(Data items)
*-*-*
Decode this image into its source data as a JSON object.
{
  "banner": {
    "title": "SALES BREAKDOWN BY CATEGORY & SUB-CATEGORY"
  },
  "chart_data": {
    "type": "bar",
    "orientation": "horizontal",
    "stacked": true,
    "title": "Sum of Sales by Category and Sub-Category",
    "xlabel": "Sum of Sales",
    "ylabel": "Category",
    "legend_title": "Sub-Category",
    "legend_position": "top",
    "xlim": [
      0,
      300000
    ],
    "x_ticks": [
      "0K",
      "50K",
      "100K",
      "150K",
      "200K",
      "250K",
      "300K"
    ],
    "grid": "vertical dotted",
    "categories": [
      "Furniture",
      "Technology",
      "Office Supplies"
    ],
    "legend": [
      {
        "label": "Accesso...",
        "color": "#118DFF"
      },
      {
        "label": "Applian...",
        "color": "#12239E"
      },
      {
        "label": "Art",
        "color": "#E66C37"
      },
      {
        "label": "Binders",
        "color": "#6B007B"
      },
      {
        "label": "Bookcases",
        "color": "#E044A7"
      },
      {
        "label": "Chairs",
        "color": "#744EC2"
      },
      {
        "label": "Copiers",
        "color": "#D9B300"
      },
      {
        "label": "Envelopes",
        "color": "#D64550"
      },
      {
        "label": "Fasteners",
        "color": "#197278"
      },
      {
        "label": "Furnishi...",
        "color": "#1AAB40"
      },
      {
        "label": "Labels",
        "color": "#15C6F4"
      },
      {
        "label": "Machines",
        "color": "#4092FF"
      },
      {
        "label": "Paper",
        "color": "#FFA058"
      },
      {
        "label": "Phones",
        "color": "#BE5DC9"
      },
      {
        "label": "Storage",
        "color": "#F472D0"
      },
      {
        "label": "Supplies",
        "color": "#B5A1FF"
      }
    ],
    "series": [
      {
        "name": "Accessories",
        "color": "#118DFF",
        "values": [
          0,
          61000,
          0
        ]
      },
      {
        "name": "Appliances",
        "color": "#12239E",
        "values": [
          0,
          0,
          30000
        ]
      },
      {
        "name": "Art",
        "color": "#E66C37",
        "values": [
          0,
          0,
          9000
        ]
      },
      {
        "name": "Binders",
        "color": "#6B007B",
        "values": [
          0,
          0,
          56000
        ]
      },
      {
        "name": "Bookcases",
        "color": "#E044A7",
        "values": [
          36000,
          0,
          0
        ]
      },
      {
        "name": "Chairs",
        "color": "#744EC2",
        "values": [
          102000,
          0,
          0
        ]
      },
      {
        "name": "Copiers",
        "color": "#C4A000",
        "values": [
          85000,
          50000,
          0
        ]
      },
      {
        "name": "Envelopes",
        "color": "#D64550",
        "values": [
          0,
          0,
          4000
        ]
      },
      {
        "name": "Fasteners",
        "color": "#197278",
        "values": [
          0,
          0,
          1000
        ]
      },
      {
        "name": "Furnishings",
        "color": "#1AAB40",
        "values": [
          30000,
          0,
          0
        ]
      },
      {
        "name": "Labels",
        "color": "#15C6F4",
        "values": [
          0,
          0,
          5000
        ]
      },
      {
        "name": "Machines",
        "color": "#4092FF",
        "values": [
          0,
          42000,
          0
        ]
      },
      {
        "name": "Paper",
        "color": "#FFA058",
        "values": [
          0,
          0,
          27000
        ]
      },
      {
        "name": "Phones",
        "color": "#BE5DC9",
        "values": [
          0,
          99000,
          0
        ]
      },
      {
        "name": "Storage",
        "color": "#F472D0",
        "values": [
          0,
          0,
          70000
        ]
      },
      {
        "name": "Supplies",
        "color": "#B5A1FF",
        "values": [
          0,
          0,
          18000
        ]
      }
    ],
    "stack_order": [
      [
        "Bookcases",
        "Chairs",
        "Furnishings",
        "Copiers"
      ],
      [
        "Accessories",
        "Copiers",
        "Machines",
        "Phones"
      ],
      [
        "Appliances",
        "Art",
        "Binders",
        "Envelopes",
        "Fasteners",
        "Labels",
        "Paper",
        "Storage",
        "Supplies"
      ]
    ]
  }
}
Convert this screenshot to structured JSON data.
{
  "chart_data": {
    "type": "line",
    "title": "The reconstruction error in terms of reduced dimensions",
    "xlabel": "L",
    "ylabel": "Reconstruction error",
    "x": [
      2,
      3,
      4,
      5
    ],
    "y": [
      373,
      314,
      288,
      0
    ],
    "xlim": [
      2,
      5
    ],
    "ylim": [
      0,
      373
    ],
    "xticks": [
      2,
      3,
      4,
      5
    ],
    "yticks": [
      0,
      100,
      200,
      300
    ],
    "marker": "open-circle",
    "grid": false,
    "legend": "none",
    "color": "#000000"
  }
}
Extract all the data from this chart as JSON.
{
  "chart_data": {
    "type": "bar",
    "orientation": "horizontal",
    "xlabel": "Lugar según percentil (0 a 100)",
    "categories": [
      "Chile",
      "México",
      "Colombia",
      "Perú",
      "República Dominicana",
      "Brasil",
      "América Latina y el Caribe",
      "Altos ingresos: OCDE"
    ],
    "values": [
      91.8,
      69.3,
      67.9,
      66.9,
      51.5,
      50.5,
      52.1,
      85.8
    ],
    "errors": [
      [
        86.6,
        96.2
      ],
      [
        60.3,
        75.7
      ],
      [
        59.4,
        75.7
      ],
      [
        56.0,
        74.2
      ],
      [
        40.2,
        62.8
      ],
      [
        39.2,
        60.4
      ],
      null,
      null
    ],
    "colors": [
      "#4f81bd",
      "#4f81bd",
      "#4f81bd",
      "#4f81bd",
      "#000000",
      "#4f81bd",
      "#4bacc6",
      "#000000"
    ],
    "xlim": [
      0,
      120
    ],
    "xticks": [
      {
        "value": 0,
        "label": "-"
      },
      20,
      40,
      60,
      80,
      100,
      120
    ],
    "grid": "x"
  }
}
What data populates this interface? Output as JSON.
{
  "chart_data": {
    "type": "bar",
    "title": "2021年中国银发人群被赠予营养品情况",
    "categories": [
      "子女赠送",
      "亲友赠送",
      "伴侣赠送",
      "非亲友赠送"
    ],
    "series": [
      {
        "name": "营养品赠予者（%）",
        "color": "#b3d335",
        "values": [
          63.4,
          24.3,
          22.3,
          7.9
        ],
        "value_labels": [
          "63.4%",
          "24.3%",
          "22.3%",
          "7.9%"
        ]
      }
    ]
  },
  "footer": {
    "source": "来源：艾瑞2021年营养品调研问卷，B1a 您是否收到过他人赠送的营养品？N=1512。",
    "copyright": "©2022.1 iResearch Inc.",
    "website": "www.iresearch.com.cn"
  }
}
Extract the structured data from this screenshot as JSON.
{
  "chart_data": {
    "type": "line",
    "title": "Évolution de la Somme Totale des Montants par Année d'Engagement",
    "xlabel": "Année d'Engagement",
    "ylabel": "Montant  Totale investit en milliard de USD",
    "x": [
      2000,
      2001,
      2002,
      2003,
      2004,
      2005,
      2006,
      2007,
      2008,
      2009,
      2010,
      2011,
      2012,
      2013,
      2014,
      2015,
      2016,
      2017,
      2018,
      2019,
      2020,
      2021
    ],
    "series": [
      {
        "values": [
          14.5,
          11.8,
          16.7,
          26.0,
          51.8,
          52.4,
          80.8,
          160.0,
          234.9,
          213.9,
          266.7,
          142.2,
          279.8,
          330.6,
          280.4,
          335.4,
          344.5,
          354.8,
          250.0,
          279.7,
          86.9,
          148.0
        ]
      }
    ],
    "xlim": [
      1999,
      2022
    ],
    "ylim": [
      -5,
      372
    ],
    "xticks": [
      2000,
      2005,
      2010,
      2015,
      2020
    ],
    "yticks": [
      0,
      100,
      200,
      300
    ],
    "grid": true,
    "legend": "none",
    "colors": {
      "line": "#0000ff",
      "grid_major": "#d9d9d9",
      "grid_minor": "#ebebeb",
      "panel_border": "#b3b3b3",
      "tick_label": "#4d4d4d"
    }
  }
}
*-*-*
> [TASK DETAILS] Copy every line of the material in which the word "this" occurs.

> [EXERCISE RESULT]
Decode this image into its source data as a JSON object.
Convert this screenshot to structured JSON data.
Extract all the data from this chart as JSON.
What data populates this interface? Output as JSON.
Extract the structured data from this screenshot as JSON.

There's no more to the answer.